Find every line with the word "marker" and report how many there are, without any other text.

*STORED DATA*
%%

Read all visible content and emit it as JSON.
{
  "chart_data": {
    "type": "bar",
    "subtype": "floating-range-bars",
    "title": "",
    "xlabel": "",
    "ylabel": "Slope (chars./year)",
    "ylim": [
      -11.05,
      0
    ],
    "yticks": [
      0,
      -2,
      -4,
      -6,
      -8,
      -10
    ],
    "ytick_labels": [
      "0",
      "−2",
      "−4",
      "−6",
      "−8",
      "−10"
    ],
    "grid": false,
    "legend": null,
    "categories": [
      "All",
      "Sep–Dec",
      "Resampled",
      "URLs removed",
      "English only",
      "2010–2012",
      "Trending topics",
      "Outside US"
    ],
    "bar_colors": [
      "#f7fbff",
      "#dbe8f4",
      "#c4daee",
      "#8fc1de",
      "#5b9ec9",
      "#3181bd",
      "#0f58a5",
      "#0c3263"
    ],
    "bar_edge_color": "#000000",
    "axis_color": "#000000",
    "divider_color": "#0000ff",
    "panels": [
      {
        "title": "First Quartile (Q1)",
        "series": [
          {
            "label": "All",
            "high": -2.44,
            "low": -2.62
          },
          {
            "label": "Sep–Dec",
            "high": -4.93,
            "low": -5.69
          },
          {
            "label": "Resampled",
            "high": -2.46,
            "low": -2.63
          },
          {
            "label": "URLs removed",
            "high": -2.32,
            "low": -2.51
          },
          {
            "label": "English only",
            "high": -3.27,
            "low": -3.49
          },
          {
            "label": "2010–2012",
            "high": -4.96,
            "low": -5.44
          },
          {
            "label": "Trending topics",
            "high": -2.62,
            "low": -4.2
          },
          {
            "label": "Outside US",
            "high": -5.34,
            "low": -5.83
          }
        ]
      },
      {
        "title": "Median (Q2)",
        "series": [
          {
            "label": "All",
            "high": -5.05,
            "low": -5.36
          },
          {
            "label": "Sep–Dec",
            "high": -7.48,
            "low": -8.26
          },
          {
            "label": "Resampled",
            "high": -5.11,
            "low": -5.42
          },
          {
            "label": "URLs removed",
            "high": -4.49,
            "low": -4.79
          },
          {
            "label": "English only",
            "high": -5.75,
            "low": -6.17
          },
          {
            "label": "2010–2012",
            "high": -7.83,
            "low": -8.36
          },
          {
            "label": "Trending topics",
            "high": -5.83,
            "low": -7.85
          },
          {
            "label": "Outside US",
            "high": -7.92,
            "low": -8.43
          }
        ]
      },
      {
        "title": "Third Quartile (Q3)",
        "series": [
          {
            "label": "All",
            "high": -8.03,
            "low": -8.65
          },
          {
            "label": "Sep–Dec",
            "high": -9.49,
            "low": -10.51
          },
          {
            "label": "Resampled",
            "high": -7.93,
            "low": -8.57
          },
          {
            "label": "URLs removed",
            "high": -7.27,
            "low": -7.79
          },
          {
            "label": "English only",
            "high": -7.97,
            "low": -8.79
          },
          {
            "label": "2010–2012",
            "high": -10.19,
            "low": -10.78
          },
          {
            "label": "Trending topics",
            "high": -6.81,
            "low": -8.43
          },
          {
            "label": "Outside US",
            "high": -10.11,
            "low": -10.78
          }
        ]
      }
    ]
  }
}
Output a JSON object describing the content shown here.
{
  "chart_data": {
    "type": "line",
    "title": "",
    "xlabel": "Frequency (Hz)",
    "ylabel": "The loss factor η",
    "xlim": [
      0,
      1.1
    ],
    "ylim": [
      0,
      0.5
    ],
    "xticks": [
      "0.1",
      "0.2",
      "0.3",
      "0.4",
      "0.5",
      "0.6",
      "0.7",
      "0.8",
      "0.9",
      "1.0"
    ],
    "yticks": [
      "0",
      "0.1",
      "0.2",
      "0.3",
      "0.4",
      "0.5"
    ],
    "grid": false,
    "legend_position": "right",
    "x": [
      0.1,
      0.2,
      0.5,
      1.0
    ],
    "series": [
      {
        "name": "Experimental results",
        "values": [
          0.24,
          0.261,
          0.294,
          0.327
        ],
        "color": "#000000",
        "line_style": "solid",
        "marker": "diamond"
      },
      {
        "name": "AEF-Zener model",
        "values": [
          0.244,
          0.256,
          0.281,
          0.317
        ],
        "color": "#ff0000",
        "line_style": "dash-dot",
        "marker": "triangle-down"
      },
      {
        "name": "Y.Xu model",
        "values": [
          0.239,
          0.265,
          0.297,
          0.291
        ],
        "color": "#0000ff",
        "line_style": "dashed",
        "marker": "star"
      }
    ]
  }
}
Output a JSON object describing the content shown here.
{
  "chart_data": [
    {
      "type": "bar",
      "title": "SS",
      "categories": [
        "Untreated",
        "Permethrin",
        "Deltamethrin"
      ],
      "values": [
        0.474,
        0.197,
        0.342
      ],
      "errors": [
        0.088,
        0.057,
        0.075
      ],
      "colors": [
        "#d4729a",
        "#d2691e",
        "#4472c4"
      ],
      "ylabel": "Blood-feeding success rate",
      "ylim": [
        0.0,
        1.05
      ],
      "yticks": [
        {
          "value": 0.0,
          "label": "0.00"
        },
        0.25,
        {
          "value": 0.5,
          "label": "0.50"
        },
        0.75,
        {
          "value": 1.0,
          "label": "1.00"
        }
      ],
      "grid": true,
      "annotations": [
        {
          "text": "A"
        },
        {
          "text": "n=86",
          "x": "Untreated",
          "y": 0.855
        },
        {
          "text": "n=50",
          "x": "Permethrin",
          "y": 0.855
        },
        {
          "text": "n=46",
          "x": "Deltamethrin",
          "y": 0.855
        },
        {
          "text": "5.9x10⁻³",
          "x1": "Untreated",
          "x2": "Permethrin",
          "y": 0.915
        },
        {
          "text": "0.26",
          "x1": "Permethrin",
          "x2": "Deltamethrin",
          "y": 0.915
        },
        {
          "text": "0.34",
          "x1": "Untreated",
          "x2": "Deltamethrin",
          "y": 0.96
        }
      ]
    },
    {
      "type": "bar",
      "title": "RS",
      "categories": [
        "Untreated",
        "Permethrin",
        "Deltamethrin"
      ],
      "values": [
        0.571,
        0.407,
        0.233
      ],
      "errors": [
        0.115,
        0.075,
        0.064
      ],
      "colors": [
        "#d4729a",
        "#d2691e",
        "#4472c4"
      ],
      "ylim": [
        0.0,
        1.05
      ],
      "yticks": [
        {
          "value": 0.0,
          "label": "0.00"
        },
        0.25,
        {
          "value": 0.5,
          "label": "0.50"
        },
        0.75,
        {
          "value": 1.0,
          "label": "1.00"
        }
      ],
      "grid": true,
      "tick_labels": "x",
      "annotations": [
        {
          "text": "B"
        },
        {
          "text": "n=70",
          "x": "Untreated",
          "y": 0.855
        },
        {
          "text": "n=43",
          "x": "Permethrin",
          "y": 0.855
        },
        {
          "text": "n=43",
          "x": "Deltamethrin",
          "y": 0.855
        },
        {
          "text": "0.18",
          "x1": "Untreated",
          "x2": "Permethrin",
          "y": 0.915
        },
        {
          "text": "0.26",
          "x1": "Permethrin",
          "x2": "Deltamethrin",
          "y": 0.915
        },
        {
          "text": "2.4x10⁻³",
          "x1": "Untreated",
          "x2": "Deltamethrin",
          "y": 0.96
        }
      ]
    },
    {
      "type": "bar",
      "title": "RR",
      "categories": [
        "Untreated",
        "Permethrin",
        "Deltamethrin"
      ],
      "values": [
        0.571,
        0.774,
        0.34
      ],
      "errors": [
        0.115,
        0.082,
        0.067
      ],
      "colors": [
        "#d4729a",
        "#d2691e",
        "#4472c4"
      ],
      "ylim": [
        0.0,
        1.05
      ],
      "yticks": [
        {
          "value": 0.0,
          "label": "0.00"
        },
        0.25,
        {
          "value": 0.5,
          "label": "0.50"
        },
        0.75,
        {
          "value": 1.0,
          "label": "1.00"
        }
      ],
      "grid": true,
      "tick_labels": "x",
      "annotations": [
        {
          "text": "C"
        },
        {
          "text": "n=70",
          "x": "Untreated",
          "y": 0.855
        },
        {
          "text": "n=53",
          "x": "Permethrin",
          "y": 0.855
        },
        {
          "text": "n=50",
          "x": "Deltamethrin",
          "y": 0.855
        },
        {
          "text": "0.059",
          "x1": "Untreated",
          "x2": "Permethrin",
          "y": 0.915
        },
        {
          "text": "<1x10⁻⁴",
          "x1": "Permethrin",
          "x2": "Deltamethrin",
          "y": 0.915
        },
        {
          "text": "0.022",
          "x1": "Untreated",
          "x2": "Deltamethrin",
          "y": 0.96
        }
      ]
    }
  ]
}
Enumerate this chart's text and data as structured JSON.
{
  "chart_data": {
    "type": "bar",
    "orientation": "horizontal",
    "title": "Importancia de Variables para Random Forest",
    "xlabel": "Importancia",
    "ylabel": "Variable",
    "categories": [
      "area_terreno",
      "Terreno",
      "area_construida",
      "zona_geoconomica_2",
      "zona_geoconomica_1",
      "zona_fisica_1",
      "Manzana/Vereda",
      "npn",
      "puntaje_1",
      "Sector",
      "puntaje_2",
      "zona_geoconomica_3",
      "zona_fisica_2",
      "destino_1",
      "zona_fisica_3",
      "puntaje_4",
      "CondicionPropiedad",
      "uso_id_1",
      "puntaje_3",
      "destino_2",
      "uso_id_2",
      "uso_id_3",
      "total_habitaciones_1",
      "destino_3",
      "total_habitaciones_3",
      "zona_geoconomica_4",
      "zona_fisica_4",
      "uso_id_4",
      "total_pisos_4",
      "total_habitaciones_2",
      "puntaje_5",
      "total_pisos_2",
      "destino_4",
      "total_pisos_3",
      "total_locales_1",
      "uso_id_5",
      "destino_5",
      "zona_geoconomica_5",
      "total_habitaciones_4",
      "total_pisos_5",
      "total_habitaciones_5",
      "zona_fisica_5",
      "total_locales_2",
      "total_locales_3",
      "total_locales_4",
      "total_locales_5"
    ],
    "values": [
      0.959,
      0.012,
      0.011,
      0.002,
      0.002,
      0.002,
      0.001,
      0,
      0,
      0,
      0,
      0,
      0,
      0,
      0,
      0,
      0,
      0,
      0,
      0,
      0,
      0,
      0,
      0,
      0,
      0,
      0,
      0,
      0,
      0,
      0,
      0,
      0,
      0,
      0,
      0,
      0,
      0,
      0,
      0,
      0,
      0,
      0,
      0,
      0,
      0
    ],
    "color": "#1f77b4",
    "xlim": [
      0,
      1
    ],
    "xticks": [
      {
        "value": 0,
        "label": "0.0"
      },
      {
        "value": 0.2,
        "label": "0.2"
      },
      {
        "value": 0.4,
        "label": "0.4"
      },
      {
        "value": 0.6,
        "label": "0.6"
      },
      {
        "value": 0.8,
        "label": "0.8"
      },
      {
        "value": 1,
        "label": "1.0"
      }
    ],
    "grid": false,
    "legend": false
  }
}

%%

*OUTPUT*
3